Given problem >> Gather all lines from the material that contain the word "Years".

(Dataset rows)
- - - -

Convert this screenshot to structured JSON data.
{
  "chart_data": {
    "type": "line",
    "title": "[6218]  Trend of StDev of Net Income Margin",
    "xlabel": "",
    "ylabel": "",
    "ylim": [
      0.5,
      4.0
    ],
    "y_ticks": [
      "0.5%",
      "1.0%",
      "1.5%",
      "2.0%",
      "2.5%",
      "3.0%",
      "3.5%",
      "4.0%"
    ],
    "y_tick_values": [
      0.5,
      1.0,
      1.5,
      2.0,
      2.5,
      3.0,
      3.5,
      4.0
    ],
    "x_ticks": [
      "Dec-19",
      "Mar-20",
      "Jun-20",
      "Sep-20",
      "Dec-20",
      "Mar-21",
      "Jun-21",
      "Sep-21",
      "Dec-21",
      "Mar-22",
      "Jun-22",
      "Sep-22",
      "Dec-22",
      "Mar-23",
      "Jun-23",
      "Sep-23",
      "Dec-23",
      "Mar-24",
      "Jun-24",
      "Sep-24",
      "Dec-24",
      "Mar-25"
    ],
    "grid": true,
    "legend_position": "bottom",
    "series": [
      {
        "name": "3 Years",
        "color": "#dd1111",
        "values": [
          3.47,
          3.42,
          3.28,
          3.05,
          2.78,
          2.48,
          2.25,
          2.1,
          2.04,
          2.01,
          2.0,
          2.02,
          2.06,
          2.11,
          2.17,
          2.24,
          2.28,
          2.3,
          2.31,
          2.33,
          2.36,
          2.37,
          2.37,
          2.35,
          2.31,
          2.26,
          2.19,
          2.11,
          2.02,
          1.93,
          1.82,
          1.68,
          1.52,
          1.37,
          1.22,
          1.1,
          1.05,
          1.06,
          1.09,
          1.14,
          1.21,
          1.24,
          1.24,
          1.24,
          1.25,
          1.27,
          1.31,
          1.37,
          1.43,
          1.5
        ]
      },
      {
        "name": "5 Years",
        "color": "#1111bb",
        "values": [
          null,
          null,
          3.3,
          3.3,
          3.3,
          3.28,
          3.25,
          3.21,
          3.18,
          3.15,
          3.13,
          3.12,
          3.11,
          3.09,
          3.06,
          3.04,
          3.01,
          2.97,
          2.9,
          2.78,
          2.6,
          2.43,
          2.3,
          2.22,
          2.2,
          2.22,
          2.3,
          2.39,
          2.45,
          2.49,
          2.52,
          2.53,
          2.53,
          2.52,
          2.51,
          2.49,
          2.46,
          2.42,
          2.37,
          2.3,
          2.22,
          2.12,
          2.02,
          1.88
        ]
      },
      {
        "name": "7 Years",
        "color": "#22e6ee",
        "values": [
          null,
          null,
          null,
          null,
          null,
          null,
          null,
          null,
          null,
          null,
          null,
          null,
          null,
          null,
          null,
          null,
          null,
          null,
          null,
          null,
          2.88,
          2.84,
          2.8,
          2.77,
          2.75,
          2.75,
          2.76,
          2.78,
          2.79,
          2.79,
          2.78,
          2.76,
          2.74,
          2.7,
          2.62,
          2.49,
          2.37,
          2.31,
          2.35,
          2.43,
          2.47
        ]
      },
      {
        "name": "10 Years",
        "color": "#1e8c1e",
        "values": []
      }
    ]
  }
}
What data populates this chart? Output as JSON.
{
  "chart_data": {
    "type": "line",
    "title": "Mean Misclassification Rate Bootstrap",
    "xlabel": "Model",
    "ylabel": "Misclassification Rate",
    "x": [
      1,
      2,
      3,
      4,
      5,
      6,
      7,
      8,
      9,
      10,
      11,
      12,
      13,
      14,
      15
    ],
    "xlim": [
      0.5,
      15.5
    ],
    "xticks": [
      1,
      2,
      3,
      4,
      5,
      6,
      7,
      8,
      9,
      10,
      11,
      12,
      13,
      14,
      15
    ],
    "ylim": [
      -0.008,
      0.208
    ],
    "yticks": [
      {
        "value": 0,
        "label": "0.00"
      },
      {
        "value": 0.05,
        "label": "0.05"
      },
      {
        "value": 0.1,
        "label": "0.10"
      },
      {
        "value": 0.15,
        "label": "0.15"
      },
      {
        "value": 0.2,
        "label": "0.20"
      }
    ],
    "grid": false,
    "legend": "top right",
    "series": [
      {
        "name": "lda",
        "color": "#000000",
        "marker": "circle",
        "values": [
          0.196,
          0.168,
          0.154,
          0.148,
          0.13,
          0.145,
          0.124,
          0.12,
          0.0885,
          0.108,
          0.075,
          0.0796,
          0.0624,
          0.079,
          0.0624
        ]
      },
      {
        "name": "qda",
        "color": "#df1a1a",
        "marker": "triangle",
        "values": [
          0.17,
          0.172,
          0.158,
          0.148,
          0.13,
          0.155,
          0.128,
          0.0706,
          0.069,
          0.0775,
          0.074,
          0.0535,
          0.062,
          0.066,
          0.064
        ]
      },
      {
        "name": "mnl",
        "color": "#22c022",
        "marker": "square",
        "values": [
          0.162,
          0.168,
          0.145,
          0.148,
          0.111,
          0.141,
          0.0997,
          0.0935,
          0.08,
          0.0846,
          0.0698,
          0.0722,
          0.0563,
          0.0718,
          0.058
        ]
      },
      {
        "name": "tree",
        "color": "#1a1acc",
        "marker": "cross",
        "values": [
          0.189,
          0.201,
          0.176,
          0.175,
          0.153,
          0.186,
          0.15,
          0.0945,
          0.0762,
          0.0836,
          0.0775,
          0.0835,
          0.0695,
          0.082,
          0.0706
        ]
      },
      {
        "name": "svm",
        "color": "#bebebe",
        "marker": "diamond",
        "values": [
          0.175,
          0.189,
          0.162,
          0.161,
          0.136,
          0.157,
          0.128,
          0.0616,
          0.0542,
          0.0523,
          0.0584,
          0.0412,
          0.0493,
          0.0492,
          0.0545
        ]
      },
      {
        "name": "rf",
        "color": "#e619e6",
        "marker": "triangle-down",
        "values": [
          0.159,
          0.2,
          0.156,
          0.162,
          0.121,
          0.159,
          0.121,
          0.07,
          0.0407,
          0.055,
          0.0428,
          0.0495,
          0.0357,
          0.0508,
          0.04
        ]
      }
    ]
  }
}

- - - -

Solution >>
        "name": "3 Years",
        "name": "5 Years",
        "name": "7 Years",
        "name": "10 Years",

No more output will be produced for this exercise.